#### [EXTRACTED DATA]
===
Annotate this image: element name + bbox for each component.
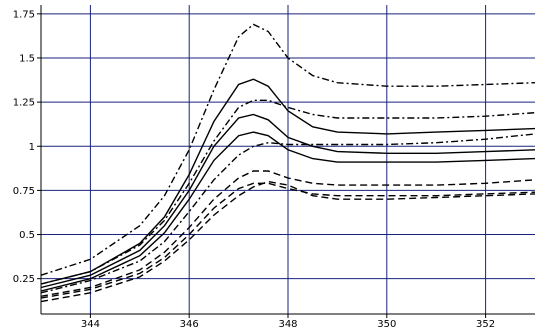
y-tick-label-3: 1 (29, 142, 35, 153)
x-tick-label-0: 344 (81, 319, 100, 328)
series-line-3 (40, 78, 535, 285)
x-tick-label-2: 348 (278, 319, 297, 328)
x-tick-label-3: 350 (377, 319, 396, 328)
y-tick-label-4: 1.25 (13, 98, 35, 109)
series-line-5 (40, 131, 535, 292)
y-tick-label-0: 0.25 (13, 274, 35, 285)
series-line-4 (40, 113, 535, 289)
series-line-1 (40, 23, 535, 276)
series-line-8 (40, 182, 535, 299)
x-tick-label-1: 346 (180, 319, 199, 328)
grid (41, 5, 535, 314)
series-group (40, 23, 535, 303)
y-tick-label-1: 0.5 (19, 230, 35, 241)
series-line-6 (40, 133, 535, 294)
x-tick-label-4: 352 (476, 319, 495, 328)
x-axis-ticks: 344 346 348 350 352 (81, 314, 495, 328)
series-line-9 (40, 180, 535, 303)
y-tick-label-5: 1.5 (19, 53, 35, 64)
y-tick-label-6: 1.75 (13, 9, 35, 20)
y-tick-label-2: 0.75 (13, 186, 35, 197)
y-axis-ticks: 0.25 0.5 0.75 1 1.25 1.5 1.75 (13, 9, 41, 285)
series-line-2 (40, 99, 535, 285)
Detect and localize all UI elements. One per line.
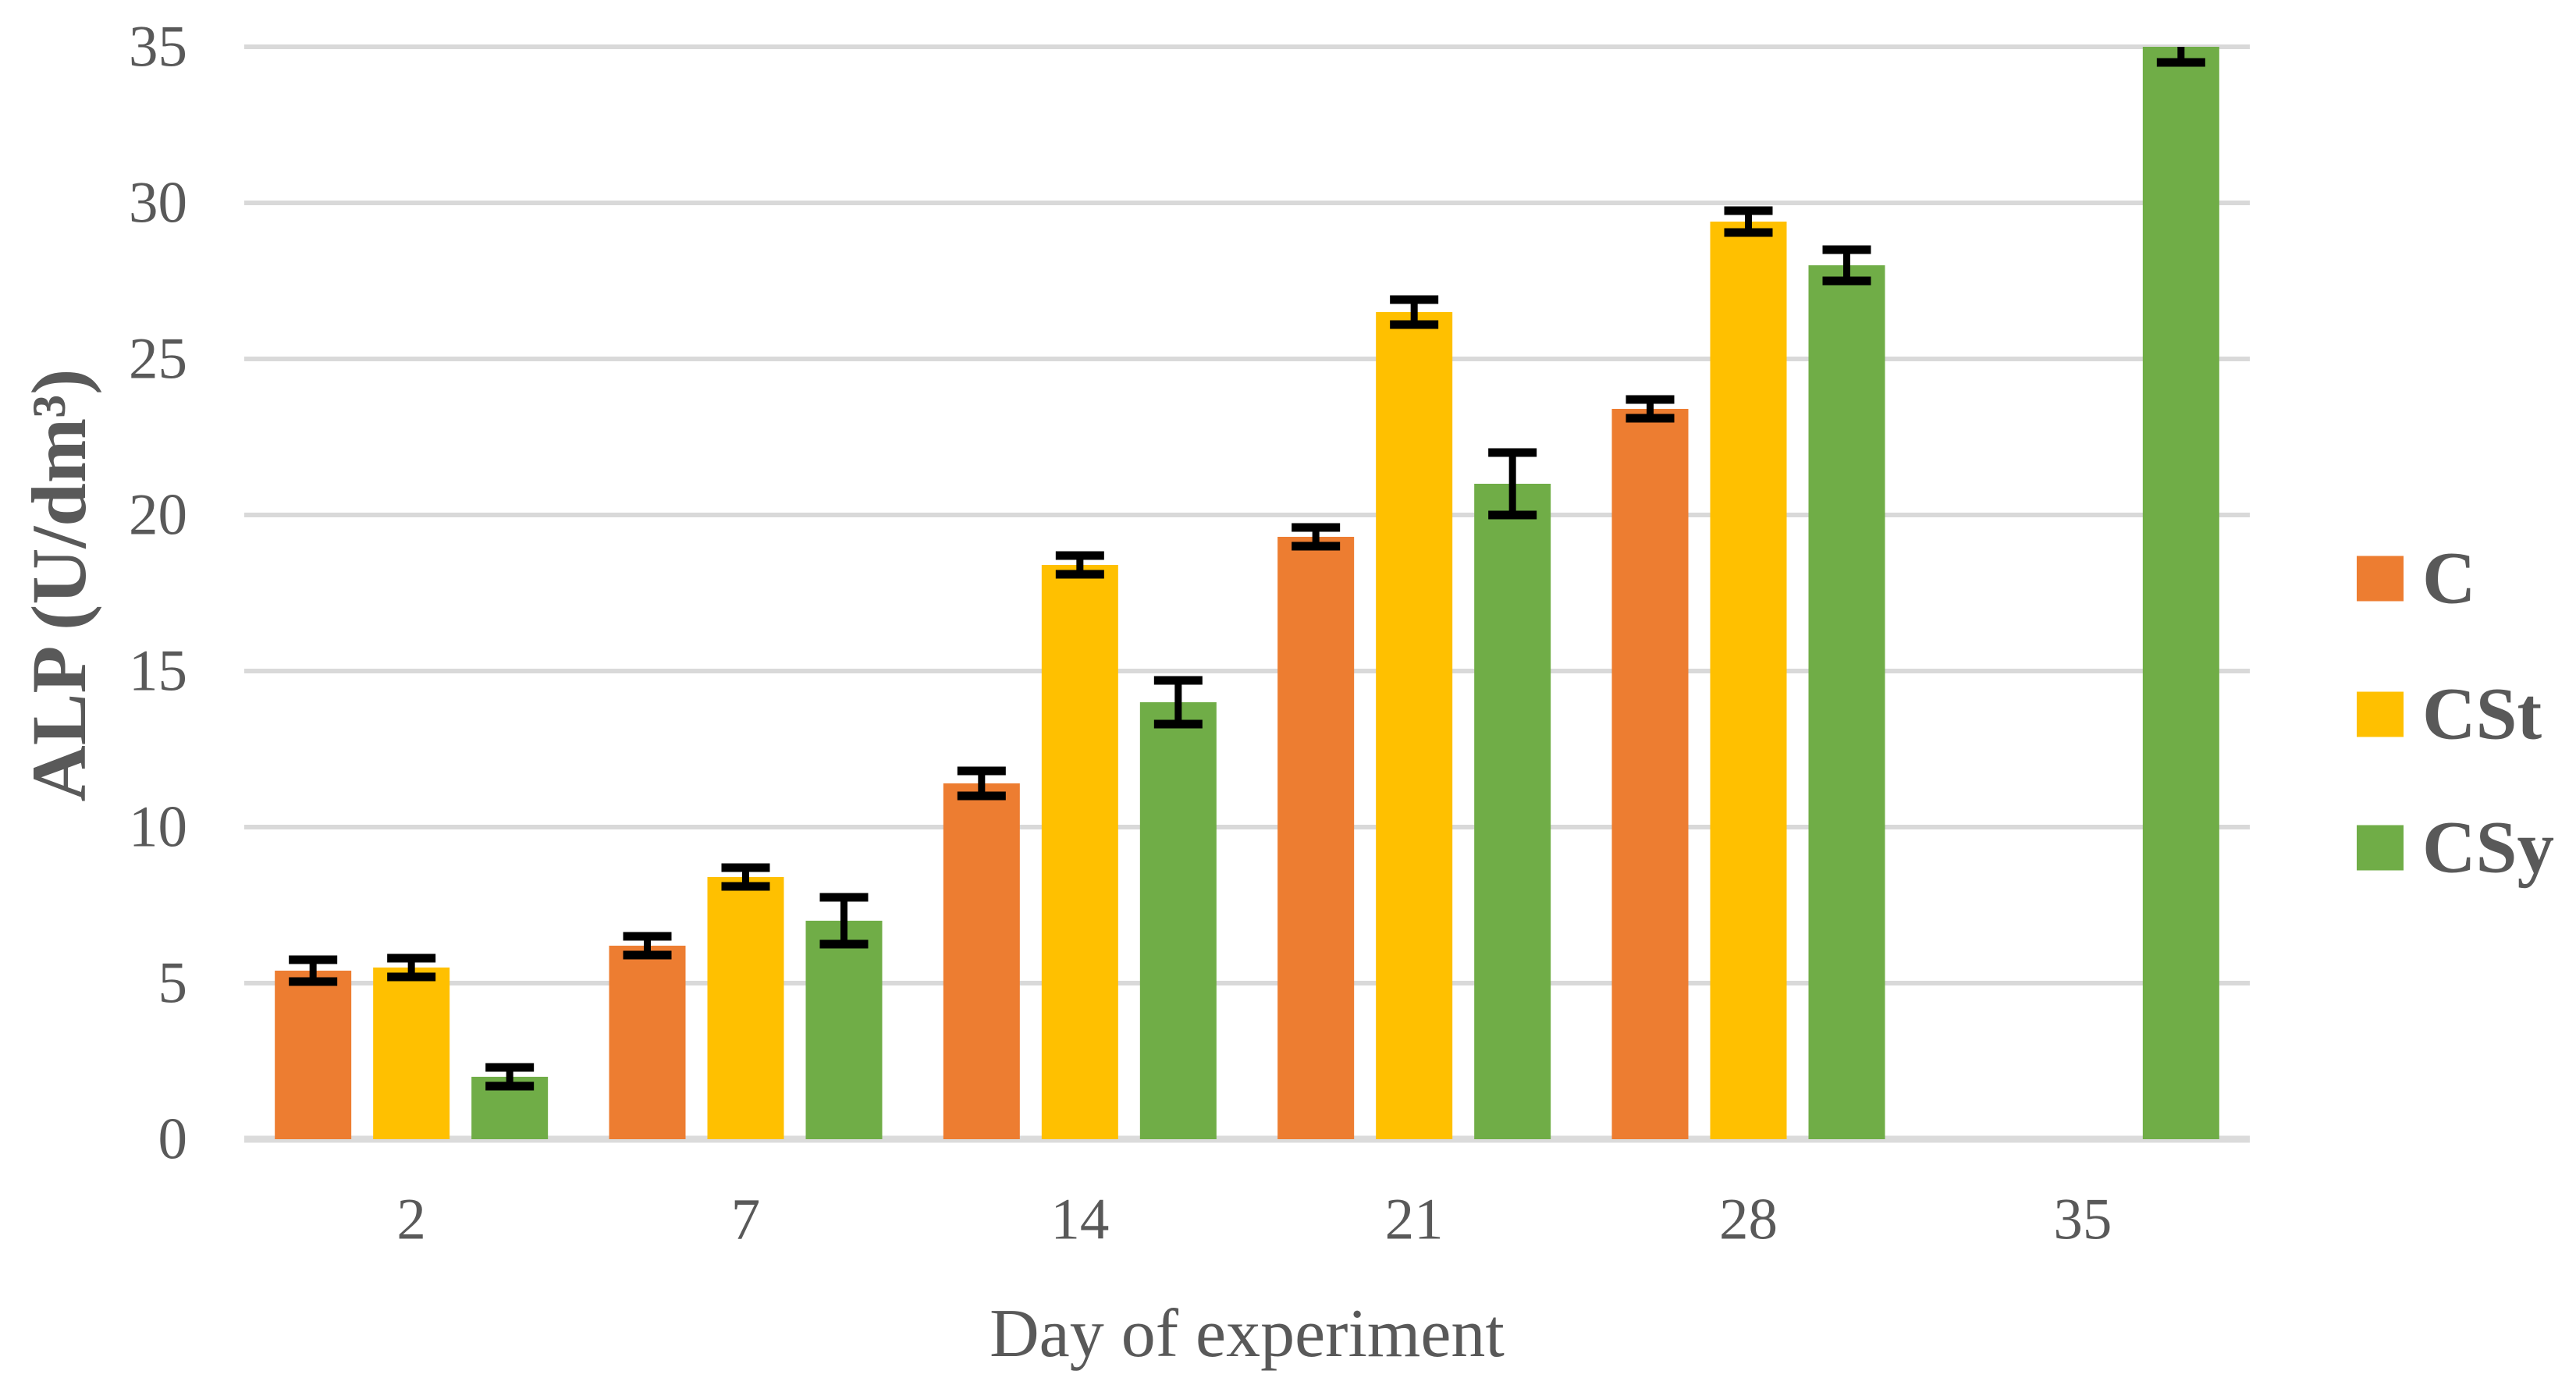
===
#### [SET PROBLEM]
Extract every line above word for word, leaving out the pictures.

#### [TASK ANSWER]
Annotate this image: element name + bbox for each component.
y-tick-label-3: 1 (29, 142, 35, 153)
x-tick-label-0: 344 (81, 319, 100, 328)
series-line-3 (40, 78, 535, 285)
x-tick-label-2: 348 (278, 319, 297, 328)
x-tick-label-3: 350 (377, 319, 396, 328)
y-tick-label-4: 1.25 (13, 98, 35, 109)
series-line-5 (40, 131, 535, 292)
y-tick-label-0: 0.25 (13, 274, 35, 285)
series-line-4 (40, 113, 535, 289)
series-line-1 (40, 23, 535, 276)
series-line-8 (40, 182, 535, 299)
x-tick-label-1: 346 (180, 319, 199, 328)
grid (41, 5, 535, 314)
series-group (40, 23, 535, 303)
y-tick-label-1: 0.5 (19, 230, 35, 241)
series-line-6 (40, 133, 535, 294)
x-tick-label-4: 352 (476, 319, 495, 328)
x-axis-ticks: 344 346 348 350 352 (81, 314, 495, 328)
series-line-9 (40, 180, 535, 303)
y-tick-label-5: 1.5 (19, 53, 35, 64)
y-tick-label-6: 1.75 (13, 9, 35, 20)
y-tick-label-2: 0.75 (13, 186, 35, 197)
y-axis-ticks: 0.25 0.5 0.75 1 1.25 1.5 1.75 (13, 9, 41, 285)
series-line-2 (40, 99, 535, 285)
Detect and localize all UI elements. One per line.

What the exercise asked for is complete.